■ The exercise: Below you will find a set of lines. Repeat them all exactly.

■ Records for processing:
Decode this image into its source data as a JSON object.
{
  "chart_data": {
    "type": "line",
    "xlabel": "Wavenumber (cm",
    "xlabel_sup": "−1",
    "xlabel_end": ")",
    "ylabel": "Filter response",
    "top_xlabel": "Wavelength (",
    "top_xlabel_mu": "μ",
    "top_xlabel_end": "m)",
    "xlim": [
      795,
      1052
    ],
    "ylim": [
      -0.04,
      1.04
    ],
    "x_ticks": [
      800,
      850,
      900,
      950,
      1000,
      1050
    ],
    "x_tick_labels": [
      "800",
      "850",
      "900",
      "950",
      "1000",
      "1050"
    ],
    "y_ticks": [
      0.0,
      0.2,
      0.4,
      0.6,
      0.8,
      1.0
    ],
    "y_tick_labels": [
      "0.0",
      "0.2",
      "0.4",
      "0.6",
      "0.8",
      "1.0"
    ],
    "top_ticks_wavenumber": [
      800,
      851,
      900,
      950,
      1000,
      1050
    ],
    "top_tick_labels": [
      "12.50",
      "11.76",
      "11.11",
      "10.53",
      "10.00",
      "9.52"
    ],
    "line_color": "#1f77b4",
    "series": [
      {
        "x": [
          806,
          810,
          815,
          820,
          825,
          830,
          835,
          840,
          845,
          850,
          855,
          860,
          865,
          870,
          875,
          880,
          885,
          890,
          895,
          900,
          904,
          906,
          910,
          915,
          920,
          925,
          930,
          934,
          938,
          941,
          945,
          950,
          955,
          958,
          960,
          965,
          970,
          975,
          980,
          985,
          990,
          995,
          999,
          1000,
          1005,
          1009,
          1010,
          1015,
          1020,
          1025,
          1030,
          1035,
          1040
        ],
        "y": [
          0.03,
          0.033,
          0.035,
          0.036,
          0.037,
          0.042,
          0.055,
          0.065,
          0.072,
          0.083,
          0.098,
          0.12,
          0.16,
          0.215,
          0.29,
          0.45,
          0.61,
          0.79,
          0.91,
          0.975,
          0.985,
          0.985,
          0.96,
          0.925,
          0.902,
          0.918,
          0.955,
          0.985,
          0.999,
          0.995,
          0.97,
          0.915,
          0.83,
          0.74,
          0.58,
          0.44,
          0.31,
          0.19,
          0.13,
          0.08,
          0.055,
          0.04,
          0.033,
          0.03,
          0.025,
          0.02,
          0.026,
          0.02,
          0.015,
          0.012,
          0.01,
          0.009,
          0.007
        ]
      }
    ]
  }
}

■ Task solution:
Decode this image into its source data as a JSON object.
{
  "chart_data": {
    "type": "line",
    "xlabel": "Wavenumber (cm",
    "xlabel_sup": "−1",
    "xlabel_end": ")",
    "ylabel": "Filter response",
    "top_xlabel": "Wavelength (",
    "top_xlabel_mu": "μ",
    "top_xlabel_end": "m)",
    "xlim": [
      795,
      1052
    ],
    "ylim": [
      -0.04,
      1.04
    ],
    "x_ticks": [
      800,
      850,
      900,
      950,
      1000,
      1050
    ],
    "x_tick_labels": [
      "800",
      "850",
      "900",
      "950",
      "1000",
      "1050"
    ],
    "y_ticks": [
      0.0,
      0.2,
      0.4,
      0.6,
      0.8,
      1.0
    ],
    "y_tick_labels": [
      "0.0",
      "0.2",
      "0.4",
      "0.6",
      "0.8",
      "1.0"
    ],
    "top_ticks_wavenumber": [
      800,
      851,
      900,
      950,
      1000,
      1050
    ],
    "top_tick_labels": [
      "12.50",
      "11.76",
      "11.11",
      "10.53",
      "10.00",
      "9.52"
    ],
    "line_color": "#1f77b4",
    "series": [
      {
        "x": [
          806,
          810,
          815,
          820,
          825,
          830,
          835,
          840,
          845,
          850,
          855,
          860,
          865,
          870,
          875,
          880,
          885,
          890,
          895,
          900,
          904,
          906,
          910,
          915,
          920,
          925,
          930,
          934,
          938,
          941,
          945,
          950,
          955,
          958,
          960,
          965,
          970,
          975,
          980,
          985,
          990,
          995,
          999,
          1000,
          1005,
          1009,
          1010,
          1015,
          1020,
          1025,
          1030,
          1035,
          1040
        ],
        "y": [
          0.03,
          0.033,
          0.035,
          0.036,
          0.037,
          0.042,
          0.055,
          0.065,
          0.072,
          0.083,
          0.098,
          0.12,
          0.16,
          0.215,
          0.29,
          0.45,
          0.61,
          0.79,
          0.91,
          0.975,
          0.985,
          0.985,
          0.96,
          0.925,
          0.902,
          0.918,
          0.955,
          0.985,
          0.999,
          0.995,
          0.97,
          0.915,
          0.83,
          0.74,
          0.58,
          0.44,
          0.31,
          0.19,
          0.13,
          0.08,
          0.055,
          0.04,
          0.033,
          0.03,
          0.025,
          0.02,
          0.026,
          0.02,
          0.015,
          0.012,
          0.01,
          0.009,
          0.007
        ]
      }
    ]
  }
}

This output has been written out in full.